To be done: From the listing below, pull out the lines that hold "规范性附录".
Start of Input for this task
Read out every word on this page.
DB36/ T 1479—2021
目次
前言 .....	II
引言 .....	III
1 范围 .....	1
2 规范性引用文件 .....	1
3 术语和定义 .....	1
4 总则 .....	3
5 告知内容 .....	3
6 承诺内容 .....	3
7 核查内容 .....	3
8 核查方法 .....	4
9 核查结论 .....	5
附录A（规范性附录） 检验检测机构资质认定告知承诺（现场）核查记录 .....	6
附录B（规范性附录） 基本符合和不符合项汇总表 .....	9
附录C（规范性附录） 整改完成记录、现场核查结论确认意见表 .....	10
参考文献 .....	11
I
End of Input for this task
The completed task:
附录A（规范性附录） 检验检测机构资质认定告知承诺（现场）核查记录 .....	6
附录B（规范性附录） 基本符合和不符合项汇总表 .....	9
附录C（规范性附录） 整改完成记录、现场核查结论确认意见表 .....	10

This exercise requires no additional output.